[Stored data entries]
========================================================================

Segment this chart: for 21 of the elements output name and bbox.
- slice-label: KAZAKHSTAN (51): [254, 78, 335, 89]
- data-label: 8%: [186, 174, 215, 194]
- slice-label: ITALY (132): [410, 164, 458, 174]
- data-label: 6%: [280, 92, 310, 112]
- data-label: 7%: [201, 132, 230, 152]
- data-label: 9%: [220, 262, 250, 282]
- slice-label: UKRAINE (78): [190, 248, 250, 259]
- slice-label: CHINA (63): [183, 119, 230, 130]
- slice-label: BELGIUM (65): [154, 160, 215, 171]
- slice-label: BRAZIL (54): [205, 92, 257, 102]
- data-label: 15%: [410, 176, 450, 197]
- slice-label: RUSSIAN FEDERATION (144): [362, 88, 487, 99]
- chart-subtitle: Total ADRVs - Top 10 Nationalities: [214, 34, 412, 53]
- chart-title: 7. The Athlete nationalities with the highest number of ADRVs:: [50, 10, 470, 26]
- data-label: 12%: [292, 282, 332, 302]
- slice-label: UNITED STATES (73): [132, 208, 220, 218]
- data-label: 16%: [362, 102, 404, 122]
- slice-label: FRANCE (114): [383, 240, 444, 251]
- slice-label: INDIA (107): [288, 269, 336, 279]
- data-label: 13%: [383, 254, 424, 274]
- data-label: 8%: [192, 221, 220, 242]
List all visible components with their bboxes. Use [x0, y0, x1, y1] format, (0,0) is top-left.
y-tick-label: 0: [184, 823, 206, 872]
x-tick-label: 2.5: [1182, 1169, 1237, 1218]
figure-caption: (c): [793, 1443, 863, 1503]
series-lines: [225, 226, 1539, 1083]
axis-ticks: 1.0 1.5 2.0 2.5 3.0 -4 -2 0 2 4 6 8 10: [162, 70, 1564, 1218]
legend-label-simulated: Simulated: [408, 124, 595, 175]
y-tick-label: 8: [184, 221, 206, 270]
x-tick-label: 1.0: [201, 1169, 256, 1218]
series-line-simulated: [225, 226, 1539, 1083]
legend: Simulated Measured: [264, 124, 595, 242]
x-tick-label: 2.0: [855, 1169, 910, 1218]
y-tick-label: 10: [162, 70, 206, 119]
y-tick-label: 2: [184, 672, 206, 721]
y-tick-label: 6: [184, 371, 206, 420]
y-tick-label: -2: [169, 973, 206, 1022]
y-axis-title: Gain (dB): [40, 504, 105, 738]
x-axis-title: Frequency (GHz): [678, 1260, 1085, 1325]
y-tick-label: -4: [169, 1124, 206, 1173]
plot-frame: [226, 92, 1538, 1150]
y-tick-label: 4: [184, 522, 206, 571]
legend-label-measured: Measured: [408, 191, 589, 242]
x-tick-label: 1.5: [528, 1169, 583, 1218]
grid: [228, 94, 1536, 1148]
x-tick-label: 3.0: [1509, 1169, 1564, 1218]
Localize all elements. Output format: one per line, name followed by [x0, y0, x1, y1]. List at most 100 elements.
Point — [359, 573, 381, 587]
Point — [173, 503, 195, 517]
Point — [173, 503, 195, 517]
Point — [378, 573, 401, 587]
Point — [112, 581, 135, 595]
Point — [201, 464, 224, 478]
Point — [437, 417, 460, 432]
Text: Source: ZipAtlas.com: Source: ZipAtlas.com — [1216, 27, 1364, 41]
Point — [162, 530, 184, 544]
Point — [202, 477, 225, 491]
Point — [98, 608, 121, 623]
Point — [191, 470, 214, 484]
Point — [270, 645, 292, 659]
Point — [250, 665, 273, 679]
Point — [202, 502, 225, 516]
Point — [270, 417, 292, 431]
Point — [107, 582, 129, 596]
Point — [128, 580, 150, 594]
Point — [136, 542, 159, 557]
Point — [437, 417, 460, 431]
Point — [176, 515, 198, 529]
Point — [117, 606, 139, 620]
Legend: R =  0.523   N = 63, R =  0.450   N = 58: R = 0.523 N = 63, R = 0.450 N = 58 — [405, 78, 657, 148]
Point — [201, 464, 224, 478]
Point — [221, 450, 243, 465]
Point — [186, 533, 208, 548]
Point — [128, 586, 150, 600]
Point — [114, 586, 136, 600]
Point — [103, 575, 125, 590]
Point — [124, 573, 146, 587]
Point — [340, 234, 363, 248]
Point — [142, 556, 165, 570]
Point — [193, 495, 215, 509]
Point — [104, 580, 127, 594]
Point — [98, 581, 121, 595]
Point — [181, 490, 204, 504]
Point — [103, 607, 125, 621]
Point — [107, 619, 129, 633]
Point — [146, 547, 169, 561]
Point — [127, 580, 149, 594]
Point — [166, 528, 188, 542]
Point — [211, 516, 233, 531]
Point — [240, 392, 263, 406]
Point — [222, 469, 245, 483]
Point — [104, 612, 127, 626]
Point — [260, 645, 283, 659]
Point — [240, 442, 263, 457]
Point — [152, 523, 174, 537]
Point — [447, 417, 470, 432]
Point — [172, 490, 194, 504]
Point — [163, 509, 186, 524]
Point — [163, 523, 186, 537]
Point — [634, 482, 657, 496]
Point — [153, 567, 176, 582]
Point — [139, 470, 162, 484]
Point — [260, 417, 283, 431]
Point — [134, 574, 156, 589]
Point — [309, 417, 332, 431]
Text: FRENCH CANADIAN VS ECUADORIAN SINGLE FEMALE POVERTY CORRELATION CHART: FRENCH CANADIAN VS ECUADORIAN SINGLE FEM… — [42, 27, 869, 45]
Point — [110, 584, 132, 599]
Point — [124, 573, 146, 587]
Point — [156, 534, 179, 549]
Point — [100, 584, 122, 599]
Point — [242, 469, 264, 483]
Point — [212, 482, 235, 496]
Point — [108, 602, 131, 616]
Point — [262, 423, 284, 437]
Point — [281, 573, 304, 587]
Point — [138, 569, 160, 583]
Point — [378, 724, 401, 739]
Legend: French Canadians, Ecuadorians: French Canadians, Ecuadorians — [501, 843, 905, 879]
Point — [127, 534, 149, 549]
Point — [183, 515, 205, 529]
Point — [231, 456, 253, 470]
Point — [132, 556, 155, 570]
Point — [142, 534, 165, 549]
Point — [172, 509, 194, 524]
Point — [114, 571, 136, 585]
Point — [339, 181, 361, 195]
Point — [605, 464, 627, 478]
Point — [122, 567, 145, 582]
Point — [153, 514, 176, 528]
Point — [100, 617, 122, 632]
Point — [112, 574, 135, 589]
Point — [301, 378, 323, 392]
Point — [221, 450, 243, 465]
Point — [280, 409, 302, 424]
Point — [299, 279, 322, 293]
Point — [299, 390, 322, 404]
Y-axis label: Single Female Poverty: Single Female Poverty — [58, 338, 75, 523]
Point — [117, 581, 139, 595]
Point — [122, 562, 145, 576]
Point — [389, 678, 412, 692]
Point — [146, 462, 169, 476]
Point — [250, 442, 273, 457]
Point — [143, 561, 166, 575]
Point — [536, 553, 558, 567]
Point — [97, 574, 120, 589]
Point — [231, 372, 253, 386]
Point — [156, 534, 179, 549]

========================================================================

▸ **Set exercise**
Copy the entries word for word, from the start through the line containing "- slice-label: BELGIUM", with that line included.

▸ **Output of the task**
Segment this chart: for 21 of the elements output name and bbox.
- slice-label: KAZAKHSTAN (51): [254, 78, 335, 89]
- data-label: 8%: [186, 174, 215, 194]
- slice-label: ITALY (132): [410, 164, 458, 174]
- data-label: 6%: [280, 92, 310, 112]
- data-label: 7%: [201, 132, 230, 152]
- data-label: 9%: [220, 262, 250, 282]
- slice-label: UKRAINE (78): [190, 248, 250, 259]
- slice-label: CHINA (63): [183, 119, 230, 130]
- slice-label: BELGIUM (65): [154, 160, 215, 171]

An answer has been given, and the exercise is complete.